--- start of Dataset records ---

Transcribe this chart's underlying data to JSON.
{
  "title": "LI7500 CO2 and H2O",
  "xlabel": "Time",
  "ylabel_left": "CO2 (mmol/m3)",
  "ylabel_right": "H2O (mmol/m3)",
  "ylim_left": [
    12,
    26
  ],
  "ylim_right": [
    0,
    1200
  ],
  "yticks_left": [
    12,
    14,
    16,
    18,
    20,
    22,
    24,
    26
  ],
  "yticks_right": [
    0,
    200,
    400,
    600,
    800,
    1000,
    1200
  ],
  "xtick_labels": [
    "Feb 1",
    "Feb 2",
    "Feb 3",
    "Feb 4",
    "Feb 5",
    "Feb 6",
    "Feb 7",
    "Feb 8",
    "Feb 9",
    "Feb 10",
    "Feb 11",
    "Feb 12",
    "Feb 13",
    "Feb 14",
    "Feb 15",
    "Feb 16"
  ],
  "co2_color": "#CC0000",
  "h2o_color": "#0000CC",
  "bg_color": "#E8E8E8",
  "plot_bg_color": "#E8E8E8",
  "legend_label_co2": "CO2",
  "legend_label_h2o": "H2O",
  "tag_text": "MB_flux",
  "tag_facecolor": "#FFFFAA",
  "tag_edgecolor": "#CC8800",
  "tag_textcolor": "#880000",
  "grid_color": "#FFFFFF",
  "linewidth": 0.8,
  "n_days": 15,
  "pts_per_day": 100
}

--- end of Dataset records ---

Exercise task: Copy all the lines, exactly.

The completed task:
Transcribe this chart's underlying data to JSON.
{
  "title": "LI7500 CO2 and H2O",
  "xlabel": "Time",
  "ylabel_left": "CO2 (mmol/m3)",
  "ylabel_right": "H2O (mmol/m3)",
  "ylim_left": [
    12,
    26
  ],
  "ylim_right": [
    0,
    1200
  ],
  "yticks_left": [
    12,
    14,
    16,
    18,
    20,
    22,
    24,
    26
  ],
  "yticks_right": [
    0,
    200,
    400,
    600,
    800,
    1000,
    1200
  ],
  "xtick_labels": [
    "Feb 1",
    "Feb 2",
    "Feb 3",
    "Feb 4",
    "Feb 5",
    "Feb 6",
    "Feb 7",
    "Feb 8",
    "Feb 9",
    "Feb 10",
    "Feb 11",
    "Feb 12",
    "Feb 13",
    "Feb 14",
    "Feb 15",
    "Feb 16"
  ],
  "co2_color": "#CC0000",
  "h2o_color": "#0000CC",
  "bg_color": "#E8E8E8",
  "plot_bg_color": "#E8E8E8",
  "legend_label_co2": "CO2",
  "legend_label_h2o": "H2O",
  "tag_text": "MB_flux",
  "tag_facecolor": "#FFFFAA",
  "tag_edgecolor": "#CC8800",
  "tag_textcolor": "#880000",
  "grid_color": "#FFFFFF",
  "linewidth": 0.8,
  "n_days": 15,
  "pts_per_day": 100
}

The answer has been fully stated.